--- Start of Items ---
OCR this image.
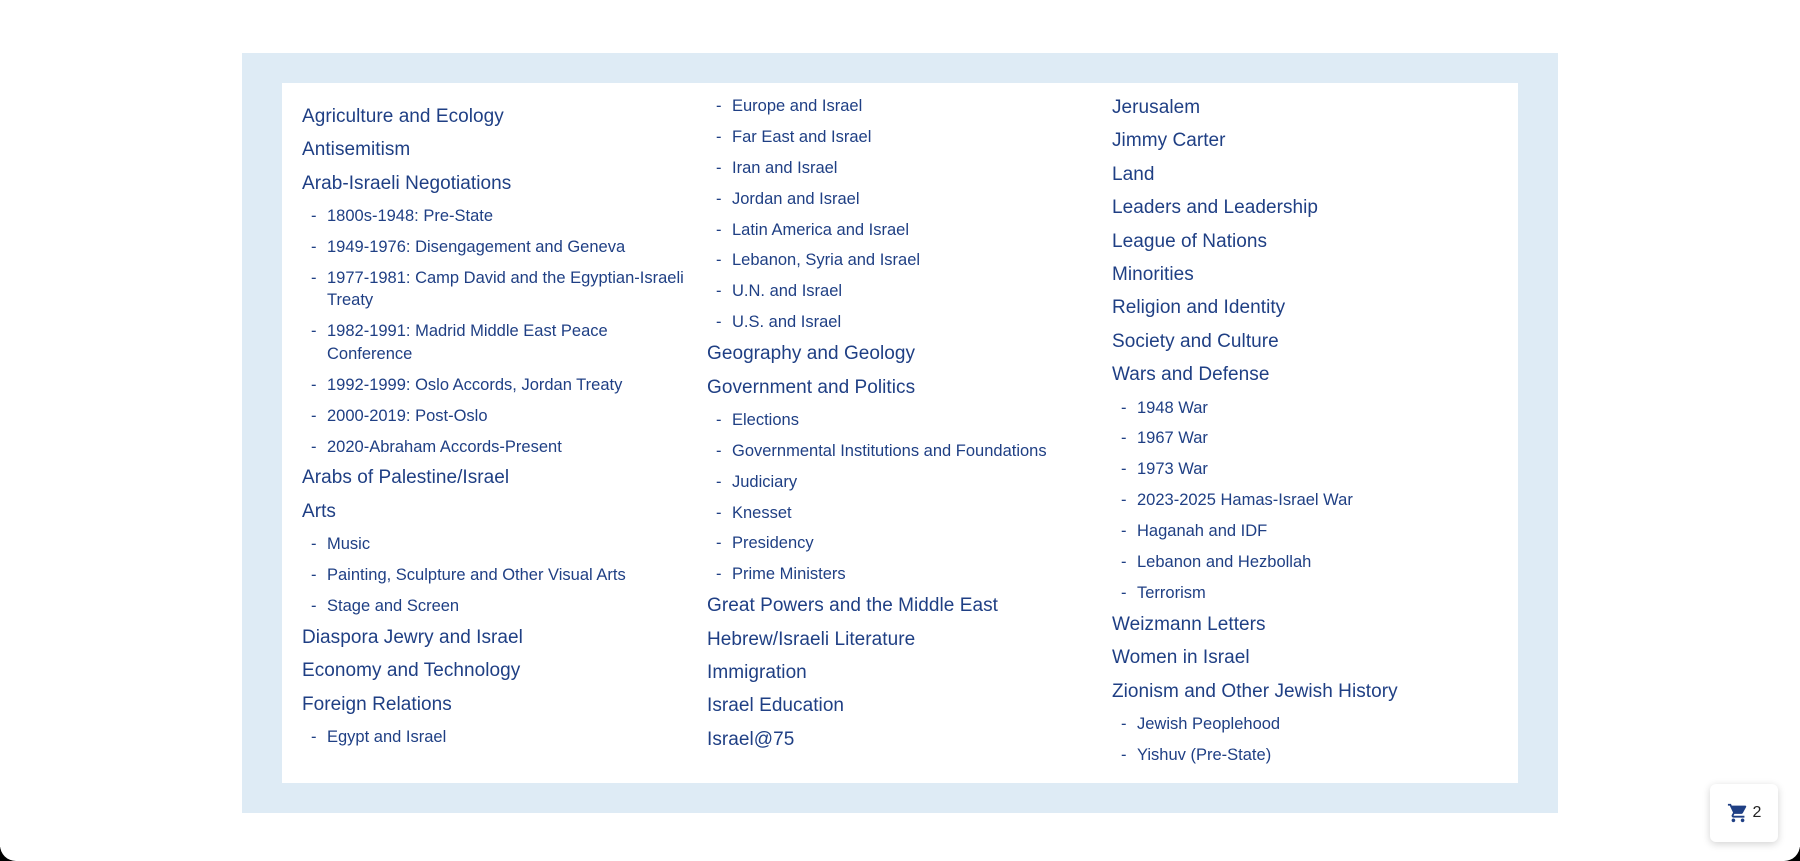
Agriculture and Ecology
Antisemitism
Arab-Israeli Negotiations
- 1800s-1948: Pre-State
- 1949-1976: Disengagement and Geneva
- 1977-1981: Camp David and the Egyptian-Israeli Treaty
- 1982-1991: Madrid Middle East Peace Conference
- 1992-1999: Oslo Accords, Jordan Treaty
- 2000-2019: Post-Oslo
- 2020-Abraham Accords-Present
Arabs of Palestine/Israel
Arts
- Music
- Painting, Sculpture and Other Visual Arts
- Stage and Screen
Diaspora Jewry and Israel
Economy and Technology
Foreign Relations
- Egypt and Israel
- Europe and Israel
- Far East and Israel
- Iran and Israel
- Jordan and Israel
- Latin America and Israel
- Lebanon, Syria and Israel
- U.N. and Israel
- U.S. and Israel
Geography and Geology
Government and Politics
- Elections
- Governmental Institutions and Foundations
- Judiciary
- Knesset
- Presidency
- Prime Ministers
Great Powers and the Middle East
Hebrew/Israeli Literature
Immigration
Israel Education
Israel@75
Jerusalem
Jimmy Carter
Land
Leaders and Leadership
League of Nations
Minorities
Religion and Identity
Society and Culture
Wars and Defense
- 1948 War
- 1967 War
- 1973 War
- 2023-2025 Hamas-Israel War
- Haganah and IDF
- Lebanon and Hezbollah
- Terrorism
Weizmann Letters
Women in Israel
Zionism and Other Jewish History
- Jewish Peoplehood
- Yishuv (Pre-State)
2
--- End of Items ---
What is needed ::
Transcribe the listing in full and omit the pictures.

Result ::
OCR this image.
Agriculture and Ecology
Antisemitism
Arab-Israeli Negotiations
- 1800s-1948: Pre-State
- 1949-1976: Disengagement and Geneva
- 1977-1981: Camp David and the Egyptian-Israeli Treaty
- 1982-1991: Madrid Middle East Peace Conference
- 1992-1999: Oslo Accords, Jordan Treaty
- 2000-2019: Post-Oslo
- 2020-Abraham Accords-Present
Arabs of Palestine/Israel
Arts
- Music
- Painting, Sculpture and Other Visual Arts
- Stage and Screen
Diaspora Jewry and Israel
Economy and Technology
Foreign Relations
- Egypt and Israel
- Europe and Israel
- Far East and Israel
- Iran and Israel
- Jordan and Israel
- Latin America and Israel
- Lebanon, Syria and Israel
- U.N. and Israel
- U.S. and Israel
Geography and Geology
Government and Politics
- Elections
- Governmental Institutions and Foundations
- Judiciary
- Knesset
- Presidency
- Prime Ministers
Great Powers and the Middle East
Hebrew/Israeli Literature
Immigration
Israel Education
Israel@75
Jerusalem
Jimmy Carter
Land
Leaders and Leadership
League of Nations
Minorities
Religion and Identity
Society and Culture
Wars and Defense
- 1948 War
- 1967 War
- 1973 War
- 2023-2025 Hamas-Israel War
- Haganah and IDF
- Lebanon and Hezbollah
- Terrorism
Weizmann Letters
Women in Israel
Zionism and Other Jewish History
- Jewish Peoplehood
- Yishuv (Pre-State)
2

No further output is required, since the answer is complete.